(PROBLEM TO WORK ON)
Type out the complete listing below word for word, without its pictures.

★ ★ ★ ★ ★ ★ ★

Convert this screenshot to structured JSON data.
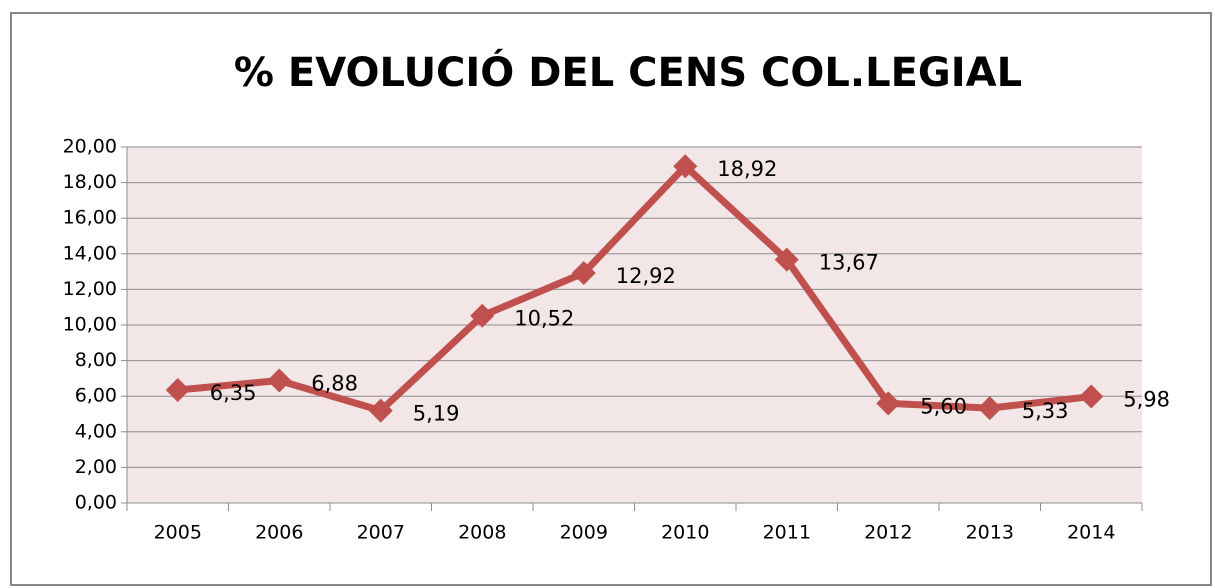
{
  "chart_data": {
    "type": "line",
    "title": "% EVOLUCIÓ DEL CENS COL.LEGIAL",
    "categories": [
      "2005",
      "2006",
      "2007",
      "2008",
      "2009",
      "2010",
      "2011",
      "2012",
      "2013",
      "2014"
    ],
    "values": [
      6.35,
      6.88,
      5.19,
      10.52,
      12.92,
      18.92,
      13.67,
      5.6,
      5.33,
      5.98
    ],
    "value_labels": [
      "6,35",
      "6,88",
      "5,19",
      "10,52",
      "12,92",
      "18,92",
      "13,67",
      "5,60",
      "5,33",
      "5,98"
    ],
    "color": "#c0504d",
    "ylim": [
      0,
      20
    ],
    "yticks": [
      {
        "value": 0,
        "label": "0,00"
      },
      {
        "value": 2,
        "label": "2,00"
      },
      {
        "value": 4,
        "label": "4,00"
      },
      {
        "value": 6,
        "label": "6,00"
      },
      {
        "value": 8,
        "label": "8,00"
      },
      {
        "value": 10,
        "label": "10,00"
      },
      {
        "value": 12,
        "label": "12,00"
      },
      {
        "value": 14,
        "label": "14,00"
      },
      {
        "value": 16,
        "label": "16,00"
      },
      {
        "value": 18,
        "label": "18,00"
      },
      {
        "value": 20,
        "label": "20,00"
      }
    ],
    "grid": true
  }
}
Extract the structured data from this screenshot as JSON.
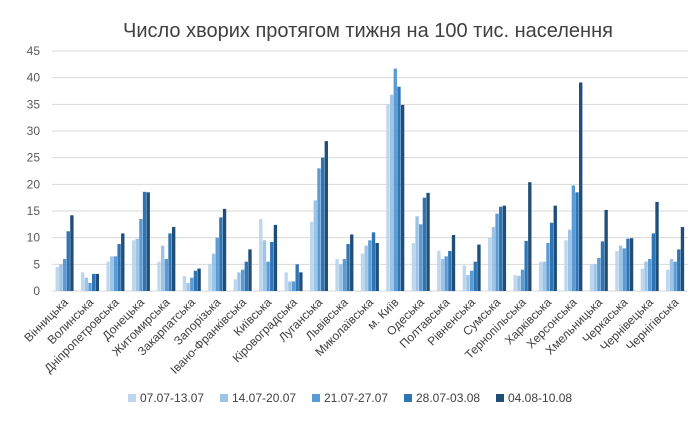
{
  "chart_data": {
    "type": "bar",
    "title": "Число хворих протягом тижня на 100 тис. населення",
    "xlabel": "",
    "ylabel": "",
    "ylim": [
      0,
      45
    ],
    "yticks": [
      0,
      5,
      10,
      15,
      20,
      25,
      30,
      35,
      40,
      45
    ],
    "grid": true,
    "legend_position": "bottom",
    "categories": [
      "Вінницька",
      "Волинська",
      "Дніпропетровська",
      "Донецька",
      "Житомирська",
      "Закарпатська",
      "Запорізька",
      "Івано-Франківська",
      "Київська",
      "Кіровоградська",
      "Луганська",
      "Львівська",
      "Миколаївська",
      "м. Київ",
      "Одеська",
      "Полтавська",
      "Рівненська",
      "Сумська",
      "Тернопільська",
      "Харківська",
      "Херсонська",
      "Хмельницька",
      "Черкаська",
      "Чернівецька",
      "Чернігівська"
    ],
    "series": [
      {
        "name": "07.07-13.07",
        "color": "#bdd7ee",
        "values": [
          4.5,
          3.5,
          5.5,
          9.5,
          5.5,
          2.8,
          5.0,
          2.2,
          13.5,
          3.5,
          13.0,
          6.0,
          7.0,
          35.0,
          9.0,
          7.5,
          4.8,
          10.0,
          3.0,
          5.5,
          9.5,
          5.0,
          7.5,
          4.2,
          4.0
        ]
      },
      {
        "name": "14.07-20.07",
        "color": "#9dc3e6",
        "values": [
          5.0,
          2.5,
          6.5,
          9.8,
          8.5,
          1.5,
          7.0,
          3.5,
          9.5,
          1.8,
          17.0,
          5.0,
          8.5,
          36.8,
          14.0,
          6.0,
          3.0,
          12.0,
          2.8,
          5.5,
          11.5,
          5.0,
          8.5,
          5.5,
          6.0
        ]
      },
      {
        "name": "21.07-27.07",
        "color": "#5b9bd5",
        "values": [
          6.0,
          1.5,
          6.5,
          13.5,
          6.0,
          2.5,
          10.0,
          4.0,
          5.5,
          1.8,
          23.0,
          6.0,
          9.5,
          41.7,
          12.5,
          6.5,
          3.8,
          14.5,
          4.0,
          9.0,
          19.8,
          6.2,
          8.0,
          6.0,
          5.5
        ]
      },
      {
        "name": "28.07-03.08",
        "color": "#2e75b6",
        "values": [
          11.2,
          3.2,
          8.8,
          18.6,
          10.8,
          3.8,
          13.8,
          5.5,
          9.2,
          5.0,
          25.0,
          8.8,
          11.0,
          38.3,
          17.5,
          7.5,
          5.5,
          15.8,
          9.4,
          12.8,
          18.5,
          9.3,
          9.8,
          10.8,
          7.8
        ]
      },
      {
        "name": "04.08-10.08",
        "color": "#1f4e79",
        "values": [
          14.2,
          3.2,
          10.8,
          18.5,
          12.0,
          4.2,
          15.4,
          7.8,
          12.4,
          3.5,
          28.1,
          10.6,
          9.0,
          34.9,
          18.4,
          10.5,
          8.7,
          16.0,
          20.4,
          16.0,
          39.1,
          15.2,
          9.9,
          16.7,
          12.0
        ]
      }
    ]
  }
}
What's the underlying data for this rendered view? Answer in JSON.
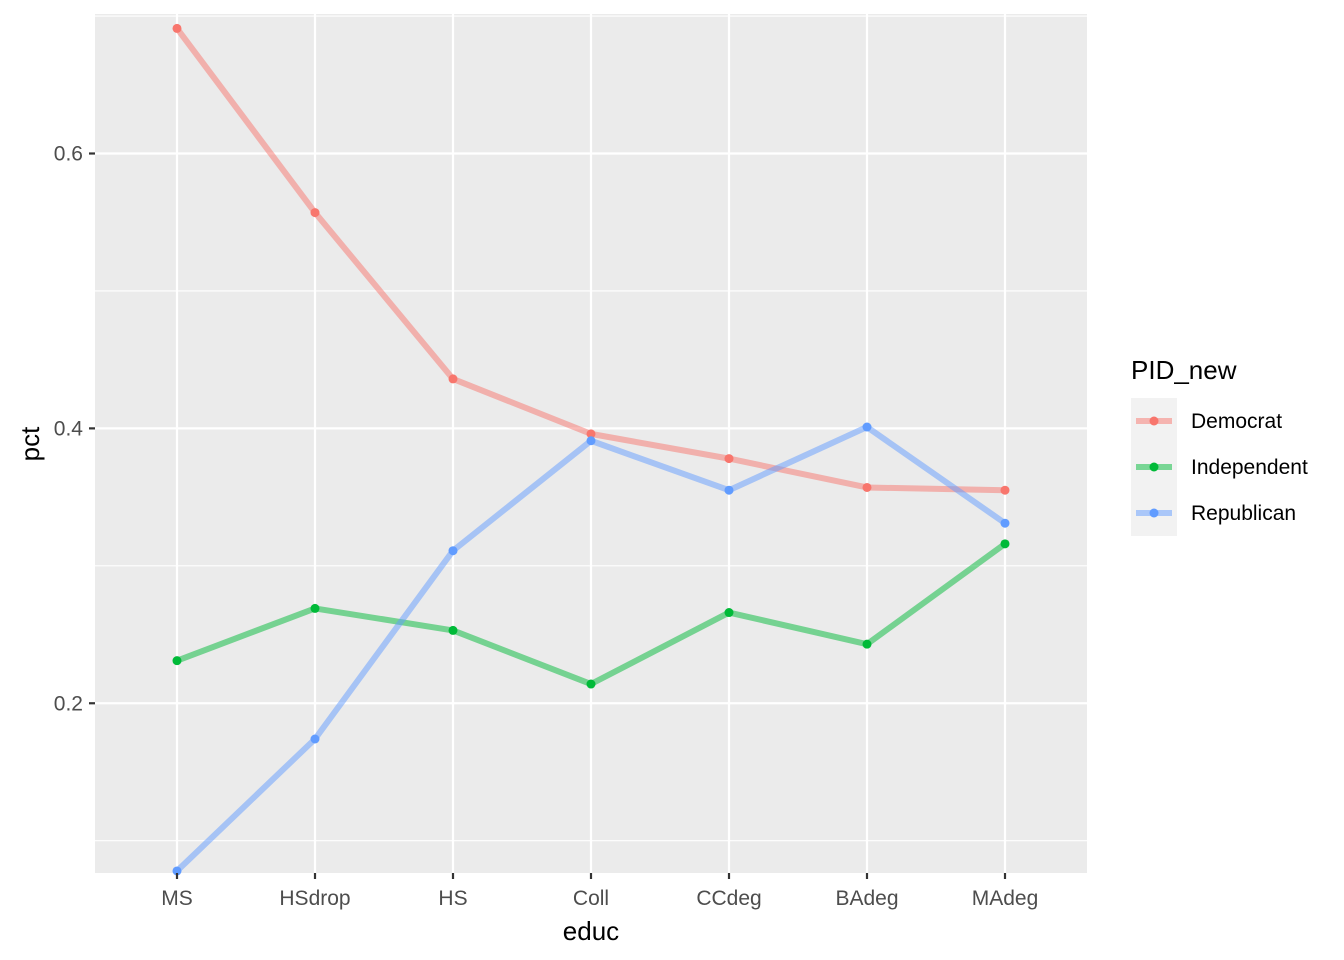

★ ★ ★ ★ ★ ★ ★

(RESULT FOR THIS TASK)
Convert this screenshot to structured JSON data.
{
  "chart_data": {
    "type": "line",
    "title": "% EVOLUCIÓ DEL CENS COL.LEGIAL",
    "categories": [
      "2005",
      "2006",
      "2007",
      "2008",
      "2009",
      "2010",
      "2011",
      "2012",
      "2013",
      "2014"
    ],
    "values": [
      6.35,
      6.88,
      5.19,
      10.52,
      12.92,
      18.92,
      13.67,
      5.6,
      5.33,
      5.98
    ],
    "value_labels": [
      "6,35",
      "6,88",
      "5,19",
      "10,52",
      "12,92",
      "18,92",
      "13,67",
      "5,60",
      "5,33",
      "5,98"
    ],
    "color": "#c0504d",
    "ylim": [
      0,
      20
    ],
    "yticks": [
      {
        "value": 0,
        "label": "0,00"
      },
      {
        "value": 2,
        "label": "2,00"
      },
      {
        "value": 4,
        "label": "4,00"
      },
      {
        "value": 6,
        "label": "6,00"
      },
      {
        "value": 8,
        "label": "8,00"
      },
      {
        "value": 10,
        "label": "10,00"
      },
      {
        "value": 12,
        "label": "12,00"
      },
      {
        "value": 14,
        "label": "14,00"
      },
      {
        "value": 16,
        "label": "16,00"
      },
      {
        "value": 18,
        "label": "18,00"
      },
      {
        "value": 20,
        "label": "20,00"
      }
    ],
    "grid": true
  }
}
Extract the structured data from this screenshot as JSON.
{
  "chart_data": {
    "type": "bar",
    "title": "Число хворих протягом тижня на 100 тис. населення",
    "xlabel": "",
    "ylabel": "",
    "ylim": [
      0,
      45
    ],
    "yticks": [
      0,
      5,
      10,
      15,
      20,
      25,
      30,
      35,
      40,
      45
    ],
    "grid": true,
    "legend_position": "bottom",
    "categories": [
      "Вінницька",
      "Волинська",
      "Дніпропетровська",
      "Донецька",
      "Житомирська",
      "Закарпатська",
      "Запорізька",
      "Івано-Франківська",
      "Київська",
      "Кіровоградська",
      "Луганська",
      "Львівська",
      "Миколаївська",
      "м. Київ",
      "Одеська",
      "Полтавська",
      "Рівненська",
      "Сумська",
      "Тернопільська",
      "Харківська",
      "Херсонська",
      "Хмельницька",
      "Черкаська",
      "Чернівецька",
      "Чернігівська"
    ],
    "series": [
      {
        "name": "07.07-13.07",
        "color": "#bdd7ee",
        "values": [
          4.5,
          3.5,
          5.5,
          9.5,
          5.5,
          2.8,
          5.0,
          2.2,
          13.5,
          3.5,
          13.0,
          6.0,
          7.0,
          35.0,
          9.0,
          7.5,
          4.8,
          10.0,
          3.0,
          5.5,
          9.5,
          5.0,
          7.5,
          4.2,
          4.0
        ]
      },
      {
        "name": "14.07-20.07",
        "color": "#9dc3e6",
        "values": [
          5.0,
          2.5,
          6.5,
          9.8,
          8.5,
          1.5,
          7.0,
          3.5,
          9.5,
          1.8,
          17.0,
          5.0,
          8.5,
          36.8,
          14.0,
          6.0,
          3.0,
          12.0,
          2.8,
          5.5,
          11.5,
          5.0,
          8.5,
          5.5,
          6.0
        ]
      },
      {
        "name": "21.07-27.07",
        "color": "#5b9bd5",
        "values": [
          6.0,
          1.5,
          6.5,
          13.5,
          6.0,
          2.5,
          10.0,
          4.0,
          5.5,
          1.8,
          23.0,
          6.0,
          9.5,
          41.7,
          12.5,
          6.5,
          3.8,
          14.5,
          4.0,
          9.0,
          19.8,
          6.2,
          8.0,
          6.0,
          5.5
        ]
      },
      {
        "name": "28.07-03.08",
        "color": "#2e75b6",
        "values": [
          11.2,
          3.2,
          8.8,
          18.6,
          10.8,
          3.8,
          13.8,
          5.5,
          9.2,
          5.0,
          25.0,
          8.8,
          11.0,
          38.3,
          17.5,
          7.5,
          5.5,
          15.8,
          9.4,
          12.8,
          18.5,
          9.3,
          9.8,
          10.8,
          7.8
        ]
      },
      {
        "name": "04.08-10.08",
        "color": "#1f4e79",
        "values": [
          14.2,
          3.2,
          10.8,
          18.5,
          12.0,
          4.2,
          15.4,
          7.8,
          12.4,
          3.5,
          28.1,
          10.6,
          9.0,
          34.9,
          18.4,
          10.5,
          8.7,
          16.0,
          20.4,
          16.0,
          39.1,
          15.2,
          9.9,
          16.7,
          12.0
        ]
      }
    ]
  }
}
What's the underlying data for this rendered view? Answer in JSON.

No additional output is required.